# Entries:
>> Start

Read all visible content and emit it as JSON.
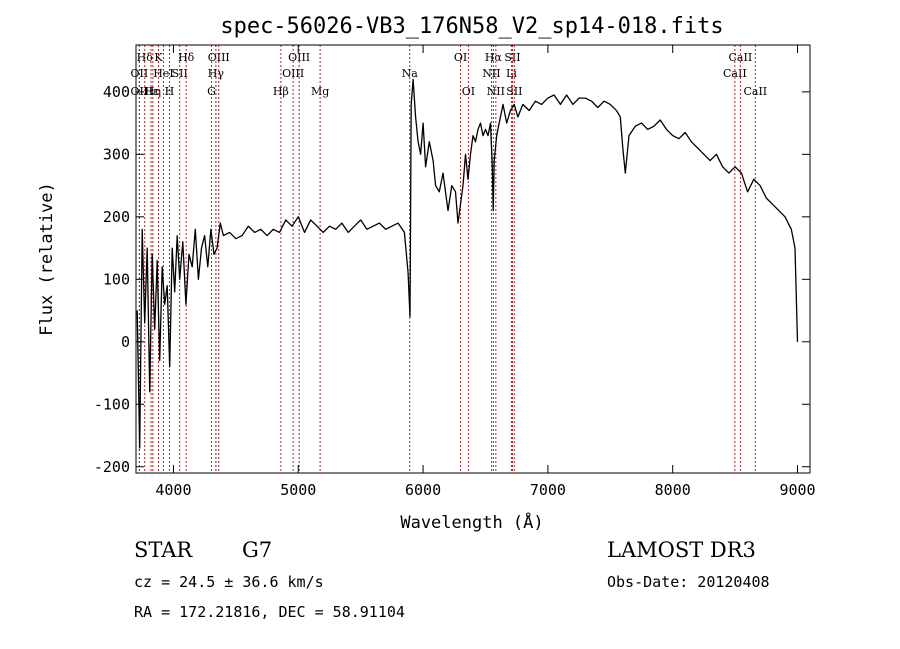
{
  "chart_data": {
    "type": "line",
    "title": "spec-56026-VB3_176N58_V2_sp14-018.fits",
    "xlabel": "Wavelength (Å)",
    "ylabel": "Flux (relative)",
    "xlim": [
      3700,
      9100
    ],
    "ylim": [
      -210,
      475
    ],
    "x_ticks": [
      4000,
      5000,
      6000,
      7000,
      8000,
      9000
    ],
    "y_ticks": [
      -200,
      -100,
      0,
      100,
      200,
      300,
      400
    ],
    "grid": false,
    "line_color": "#000000",
    "marker_color": "#b22222",
    "series": [
      {
        "x": [
          3710,
          3730,
          3750,
          3770,
          3790,
          3810,
          3830,
          3850,
          3870,
          3890,
          3910,
          3930,
          3950,
          3970,
          3990,
          4010,
          4030,
          4050,
          4075,
          4100,
          4125,
          4150,
          4175,
          4200,
          4225,
          4250,
          4275,
          4300,
          4325,
          4350,
          4375,
          4400,
          4450,
          4500,
          4550,
          4600,
          4650,
          4700,
          4750,
          4800,
          4850,
          4900,
          4950,
          5000,
          5050,
          5100,
          5150,
          5200,
          5250,
          5300,
          5350,
          5400,
          5450,
          5500,
          5550,
          5600,
          5650,
          5700,
          5750,
          5800,
          5850,
          5880,
          5895,
          5905,
          5920,
          5940,
          5960,
          5980,
          6000,
          6020,
          6050,
          6080,
          6100,
          6130,
          6160,
          6200,
          6230,
          6260,
          6280,
          6300,
          6320,
          6340,
          6360,
          6380,
          6400,
          6420,
          6440,
          6460,
          6480,
          6500,
          6520,
          6540,
          6555,
          6562,
          6570,
          6590,
          6610,
          6640,
          6670,
          6700,
          6730,
          6760,
          6800,
          6850,
          6900,
          6950,
          7000,
          7050,
          7100,
          7150,
          7200,
          7250,
          7300,
          7350,
          7400,
          7450,
          7500,
          7550,
          7580,
          7600,
          7620,
          7650,
          7700,
          7750,
          7800,
          7850,
          7900,
          7950,
          8000,
          8050,
          8100,
          8150,
          8200,
          8250,
          8300,
          8350,
          8400,
          8450,
          8500,
          8550,
          8600,
          8650,
          8700,
          8750,
          8800,
          8850,
          8900,
          8950,
          8980,
          9000
        ],
        "y": [
          50,
          -170,
          180,
          30,
          150,
          -80,
          140,
          20,
          130,
          -30,
          120,
          60,
          90,
          -40,
          150,
          80,
          170,
          100,
          160,
          60,
          140,
          120,
          180,
          100,
          150,
          170,
          120,
          180,
          140,
          150,
          190,
          170,
          175,
          165,
          170,
          185,
          175,
          180,
          170,
          180,
          175,
          195,
          185,
          200,
          175,
          195,
          185,
          175,
          185,
          180,
          190,
          175,
          185,
          195,
          180,
          185,
          190,
          180,
          185,
          190,
          175,
          110,
          40,
          380,
          420,
          360,
          320,
          300,
          350,
          280,
          320,
          290,
          250,
          240,
          270,
          210,
          250,
          240,
          190,
          220,
          250,
          300,
          260,
          300,
          330,
          320,
          340,
          350,
          330,
          340,
          330,
          350,
          280,
          210,
          290,
          330,
          350,
          380,
          350,
          370,
          380,
          360,
          380,
          370,
          385,
          380,
          390,
          395,
          380,
          395,
          380,
          390,
          390,
          385,
          375,
          385,
          380,
          370,
          360,
          310,
          270,
          330,
          345,
          350,
          340,
          345,
          355,
          340,
          330,
          325,
          335,
          320,
          310,
          300,
          290,
          300,
          280,
          270,
          280,
          270,
          240,
          260,
          250,
          230,
          220,
          210,
          200,
          180,
          150,
          0
        ]
      }
    ],
    "line_markers": [
      {
        "name": "Hδ",
        "wl": 3770,
        "row": 0
      },
      {
        "name": "OII",
        "wl": 3727,
        "row": 1
      },
      {
        "name": "OII",
        "wl": 3727,
        "row": 2
      },
      {
        "name": "Hε",
        "wl": 3820,
        "row": 2
      },
      {
        "name": "Hη",
        "wl": 3835,
        "row": 2
      },
      {
        "name": "K",
        "wl": 3880,
        "row": 0
      },
      {
        "name": "HeI",
        "wl": 3920,
        "row": 1
      },
      {
        "name": "H",
        "wl": 3968,
        "row": 2
      },
      {
        "name": "SII",
        "wl": 4050,
        "row": 1
      },
      {
        "name": "Hδ",
        "wl": 4102,
        "row": 0
      },
      {
        "name": "OIII",
        "wl": 4363,
        "row": 0
      },
      {
        "name": "Hγ",
        "wl": 4340,
        "row": 1
      },
      {
        "name": "G",
        "wl": 4305,
        "row": 2
      },
      {
        "name": "Hβ",
        "wl": 4861,
        "row": 2
      },
      {
        "name": "OIII",
        "wl": 4959,
        "row": 1
      },
      {
        "name": "OIII",
        "wl": 5007,
        "row": 0
      },
      {
        "name": "Mg",
        "wl": 5175,
        "row": 2
      },
      {
        "name": "Na",
        "wl": 5893,
        "row": 1
      },
      {
        "name": "OI",
        "wl": 6300,
        "row": 0
      },
      {
        "name": "OI",
        "wl": 6363,
        "row": 2
      },
      {
        "name": "Hα",
        "wl": 6563,
        "row": 0
      },
      {
        "name": "NII",
        "wl": 6548,
        "row": 1
      },
      {
        "name": "NII",
        "wl": 6583,
        "row": 2
      },
      {
        "name": "SII",
        "wl": 6716,
        "row": 0
      },
      {
        "name": "Li",
        "wl": 6708,
        "row": 1
      },
      {
        "name": "SII",
        "wl": 6731,
        "row": 2
      },
      {
        "name": "CaII",
        "wl": 8498,
        "row": 1
      },
      {
        "name": "CaII",
        "wl": 8542,
        "row": 0
      },
      {
        "name": "CaII",
        "wl": 8662,
        "row": 2
      }
    ]
  },
  "info": {
    "object_class": "STAR",
    "subclass": "G7",
    "survey": "LAMOST DR3",
    "redshift_line": "cz = 24.5 ± 36.6 km/s",
    "obs_date_line": "Obs-Date: 20120408",
    "coords_line": "RA = 172.21816, DEC =  58.91104"
  }
}
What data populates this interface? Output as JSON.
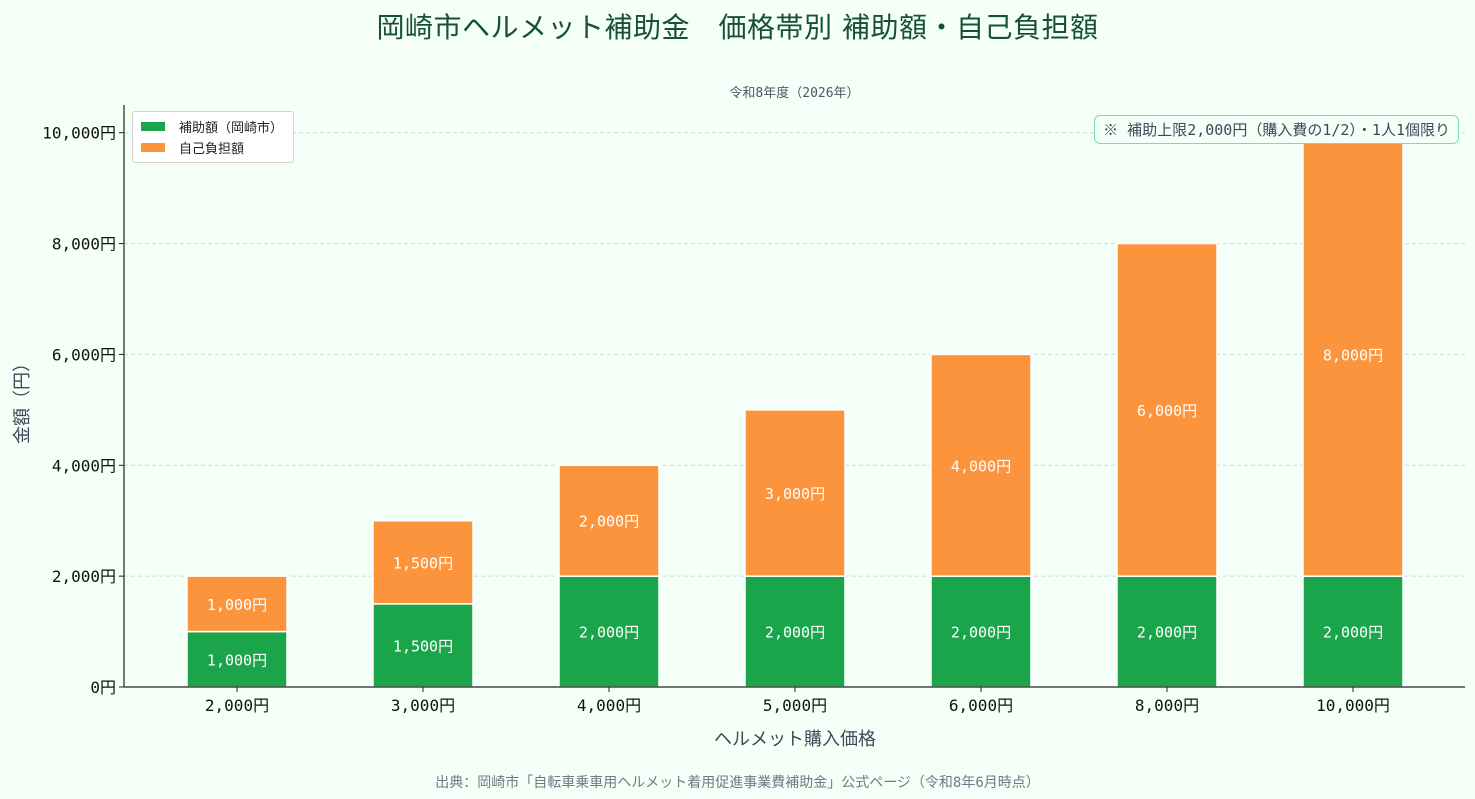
{
  "title": "岡崎市ヘルメット補助金　価格帯別 補助額・自己負担額",
  "subtitle": "令和8年度（2026年）",
  "note": "※ 補助上限2,000円（購入費の1/2）・1人1個限り",
  "source": "出典：岡崎市「自転車乗車用ヘルメット着用促進事業費補助金」公式ページ（令和8年6月時点）",
  "legend": {
    "subsidy": "補助額（岡崎市）",
    "self_pay": "自己負担額"
  },
  "colors": {
    "subsidy": "#1ba54b",
    "self_pay": "#fb943d",
    "background": "#f4fff8",
    "grid": "#c9dcd4",
    "title": "#17503a"
  },
  "chart_data": {
    "type": "bar",
    "stacked": true,
    "categories": [
      "2,000円",
      "3,000円",
      "4,000円",
      "5,000円",
      "6,000円",
      "8,000円",
      "10,000円"
    ],
    "series": [
      {
        "name": "補助額（岡崎市）",
        "values": [
          1000,
          1500,
          2000,
          2000,
          2000,
          2000,
          2000
        ],
        "labels": [
          "1,000円",
          "1,500円",
          "2,000円",
          "2,000円",
          "2,000円",
          "2,000円",
          "2,000円"
        ]
      },
      {
        "name": "自己負担額",
        "values": [
          1000,
          1500,
          2000,
          3000,
          4000,
          6000,
          8000
        ],
        "labels": [
          "1,000円",
          "1,500円",
          "2,000円",
          "3,000円",
          "4,000円",
          "6,000円",
          "8,000円"
        ]
      }
    ],
    "xlabel": "ヘルメット購入価格",
    "ylabel": "金額（円）",
    "ylim": [
      0,
      10500
    ],
    "yticks": [
      0,
      2000,
      4000,
      6000,
      8000,
      10000
    ],
    "ytick_labels": [
      "0円",
      "2,000円",
      "4,000円",
      "6,000円",
      "8,000円",
      "10,000円"
    ],
    "grid": true,
    "legend_position": "top-left"
  }
}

>> End

What is the number of lines in the records that contain "xlabel"? Give that number only.

2